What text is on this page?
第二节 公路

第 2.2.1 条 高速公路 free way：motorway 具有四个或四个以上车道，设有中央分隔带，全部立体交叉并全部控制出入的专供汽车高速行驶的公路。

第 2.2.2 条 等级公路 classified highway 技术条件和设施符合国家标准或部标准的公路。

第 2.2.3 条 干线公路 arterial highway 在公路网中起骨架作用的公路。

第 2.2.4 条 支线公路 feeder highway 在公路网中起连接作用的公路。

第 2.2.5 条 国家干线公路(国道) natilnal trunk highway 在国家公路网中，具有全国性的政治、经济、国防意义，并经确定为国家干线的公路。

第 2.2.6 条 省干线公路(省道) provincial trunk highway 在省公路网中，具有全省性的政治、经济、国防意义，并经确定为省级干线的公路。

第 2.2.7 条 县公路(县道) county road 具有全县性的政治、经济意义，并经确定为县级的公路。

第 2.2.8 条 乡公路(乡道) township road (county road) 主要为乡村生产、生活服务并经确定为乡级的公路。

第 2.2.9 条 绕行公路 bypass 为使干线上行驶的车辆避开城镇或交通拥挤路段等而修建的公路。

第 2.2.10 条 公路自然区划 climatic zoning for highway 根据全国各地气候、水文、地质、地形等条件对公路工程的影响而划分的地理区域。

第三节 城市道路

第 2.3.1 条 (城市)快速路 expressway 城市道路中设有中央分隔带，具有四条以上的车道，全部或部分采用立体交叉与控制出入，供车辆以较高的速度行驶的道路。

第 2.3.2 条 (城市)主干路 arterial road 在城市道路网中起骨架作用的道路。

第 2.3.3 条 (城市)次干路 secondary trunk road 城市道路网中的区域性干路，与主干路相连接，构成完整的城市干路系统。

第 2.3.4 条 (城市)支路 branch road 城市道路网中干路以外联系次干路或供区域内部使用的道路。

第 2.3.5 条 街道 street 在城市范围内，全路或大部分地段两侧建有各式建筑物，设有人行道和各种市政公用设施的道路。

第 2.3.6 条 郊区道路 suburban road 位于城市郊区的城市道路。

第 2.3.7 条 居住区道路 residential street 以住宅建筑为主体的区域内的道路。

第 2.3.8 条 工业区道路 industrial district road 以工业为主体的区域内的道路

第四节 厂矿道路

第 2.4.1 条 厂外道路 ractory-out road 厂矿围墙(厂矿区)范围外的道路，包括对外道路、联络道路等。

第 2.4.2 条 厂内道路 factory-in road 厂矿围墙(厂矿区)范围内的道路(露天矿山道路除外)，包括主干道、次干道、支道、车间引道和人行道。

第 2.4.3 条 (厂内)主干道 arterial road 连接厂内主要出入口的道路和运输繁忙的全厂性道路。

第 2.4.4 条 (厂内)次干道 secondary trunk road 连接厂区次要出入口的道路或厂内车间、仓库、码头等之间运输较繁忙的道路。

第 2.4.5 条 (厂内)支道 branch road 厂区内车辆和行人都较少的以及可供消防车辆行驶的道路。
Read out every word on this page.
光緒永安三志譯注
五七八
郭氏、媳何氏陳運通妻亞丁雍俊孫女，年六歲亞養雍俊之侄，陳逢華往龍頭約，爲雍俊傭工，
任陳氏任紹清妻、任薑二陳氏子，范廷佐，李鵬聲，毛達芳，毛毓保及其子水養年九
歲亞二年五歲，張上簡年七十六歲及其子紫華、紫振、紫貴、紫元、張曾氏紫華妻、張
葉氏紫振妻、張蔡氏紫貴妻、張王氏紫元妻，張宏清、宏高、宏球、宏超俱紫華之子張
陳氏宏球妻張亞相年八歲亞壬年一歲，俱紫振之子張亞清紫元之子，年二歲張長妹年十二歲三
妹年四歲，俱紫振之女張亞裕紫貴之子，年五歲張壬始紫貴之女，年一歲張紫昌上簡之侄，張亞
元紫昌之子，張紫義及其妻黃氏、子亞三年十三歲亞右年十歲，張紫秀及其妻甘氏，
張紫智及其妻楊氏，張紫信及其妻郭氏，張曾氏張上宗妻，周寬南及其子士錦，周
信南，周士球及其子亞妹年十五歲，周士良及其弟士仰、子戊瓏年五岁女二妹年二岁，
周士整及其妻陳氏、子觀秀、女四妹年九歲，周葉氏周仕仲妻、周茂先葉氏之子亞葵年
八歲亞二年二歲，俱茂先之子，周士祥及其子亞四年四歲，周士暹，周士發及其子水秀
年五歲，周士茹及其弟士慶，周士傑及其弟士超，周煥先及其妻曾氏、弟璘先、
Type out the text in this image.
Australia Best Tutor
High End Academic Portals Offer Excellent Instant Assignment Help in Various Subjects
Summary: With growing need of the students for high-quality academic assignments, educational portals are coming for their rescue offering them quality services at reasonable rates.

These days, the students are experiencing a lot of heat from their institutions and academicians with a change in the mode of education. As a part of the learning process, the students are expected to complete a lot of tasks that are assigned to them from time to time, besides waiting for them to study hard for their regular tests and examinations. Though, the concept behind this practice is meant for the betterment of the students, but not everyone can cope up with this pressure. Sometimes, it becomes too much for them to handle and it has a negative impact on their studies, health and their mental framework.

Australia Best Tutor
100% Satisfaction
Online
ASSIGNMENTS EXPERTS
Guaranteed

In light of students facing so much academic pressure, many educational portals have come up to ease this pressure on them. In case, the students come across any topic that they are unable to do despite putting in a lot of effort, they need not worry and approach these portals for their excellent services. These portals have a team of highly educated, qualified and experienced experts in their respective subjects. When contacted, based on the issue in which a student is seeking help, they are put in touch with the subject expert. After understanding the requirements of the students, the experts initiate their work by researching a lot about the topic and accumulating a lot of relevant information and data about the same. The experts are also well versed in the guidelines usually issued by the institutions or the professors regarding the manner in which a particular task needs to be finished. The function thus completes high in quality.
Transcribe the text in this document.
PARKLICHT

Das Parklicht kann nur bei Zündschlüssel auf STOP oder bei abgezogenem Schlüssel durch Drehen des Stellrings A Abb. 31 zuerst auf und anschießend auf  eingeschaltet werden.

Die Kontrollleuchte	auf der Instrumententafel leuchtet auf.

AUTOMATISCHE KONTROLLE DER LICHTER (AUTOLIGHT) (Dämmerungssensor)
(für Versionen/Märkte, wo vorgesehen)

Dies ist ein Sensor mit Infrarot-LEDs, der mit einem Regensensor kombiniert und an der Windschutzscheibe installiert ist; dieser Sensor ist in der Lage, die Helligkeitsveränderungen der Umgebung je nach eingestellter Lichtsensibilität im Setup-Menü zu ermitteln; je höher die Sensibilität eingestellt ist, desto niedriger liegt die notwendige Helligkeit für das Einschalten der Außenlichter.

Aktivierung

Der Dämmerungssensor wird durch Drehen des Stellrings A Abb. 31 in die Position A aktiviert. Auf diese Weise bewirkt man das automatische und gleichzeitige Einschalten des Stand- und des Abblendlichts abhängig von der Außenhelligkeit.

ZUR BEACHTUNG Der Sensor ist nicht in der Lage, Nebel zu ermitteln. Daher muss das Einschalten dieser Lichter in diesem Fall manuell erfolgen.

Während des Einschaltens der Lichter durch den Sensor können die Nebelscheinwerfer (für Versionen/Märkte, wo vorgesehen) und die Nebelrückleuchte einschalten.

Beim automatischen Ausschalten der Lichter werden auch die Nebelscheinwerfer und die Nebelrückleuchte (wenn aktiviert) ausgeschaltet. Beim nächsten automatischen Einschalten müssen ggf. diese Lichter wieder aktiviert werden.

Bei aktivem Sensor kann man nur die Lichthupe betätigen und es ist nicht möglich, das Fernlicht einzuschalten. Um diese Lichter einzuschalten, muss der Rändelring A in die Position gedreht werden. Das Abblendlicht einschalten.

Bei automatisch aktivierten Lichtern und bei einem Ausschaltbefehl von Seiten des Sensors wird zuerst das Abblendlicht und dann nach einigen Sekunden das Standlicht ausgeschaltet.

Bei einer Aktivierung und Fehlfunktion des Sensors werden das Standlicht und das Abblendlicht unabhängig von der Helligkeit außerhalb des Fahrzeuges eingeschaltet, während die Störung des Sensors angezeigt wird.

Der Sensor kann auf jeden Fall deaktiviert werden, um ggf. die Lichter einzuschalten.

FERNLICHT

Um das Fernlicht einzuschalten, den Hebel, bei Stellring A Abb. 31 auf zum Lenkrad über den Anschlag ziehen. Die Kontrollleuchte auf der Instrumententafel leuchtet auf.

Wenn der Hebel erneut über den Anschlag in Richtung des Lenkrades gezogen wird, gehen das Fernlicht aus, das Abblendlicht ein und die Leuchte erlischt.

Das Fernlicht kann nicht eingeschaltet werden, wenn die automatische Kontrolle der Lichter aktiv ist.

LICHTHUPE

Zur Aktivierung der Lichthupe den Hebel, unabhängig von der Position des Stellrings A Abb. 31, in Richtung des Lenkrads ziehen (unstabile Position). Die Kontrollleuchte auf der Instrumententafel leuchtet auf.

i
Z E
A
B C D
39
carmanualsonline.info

* * * * *

■ Written problem ■
Using the records above, find and show each line with the string "wird".

■ Full solution ■
Der Dämmerungssensor wird durch Drehen des Stellrings A Abb. 31 in die Position A aktiviert. Auf diese Weise bewirkt man das automatische und gleichzeitige Einschalten des Stand- und des Abblendlichts abhängig von der Außenhelligkeit.
Bei automatisch aktivierten Lichtern und bei einem Ausschaltbefehl von Seiten des Sensors wird zuerst das Abblendlicht und dann nach einigen Sekunden das Standlicht ausgeschaltet.
Bei einer Aktivierung und Fehlfunktion des Sensors werden das Standlicht und das Abblendlicht unabhängig von der Helligkeit außerhalb des Fahrzeuges eingeschaltet, während die Störung des Sensors angezeigt wird.
Wenn der Hebel erneut über den Anschlag in Richtung des Lenkrades gezogen wird, gehen das Fernlicht aus, das Abblendlicht ein und die Leuchte erlischt.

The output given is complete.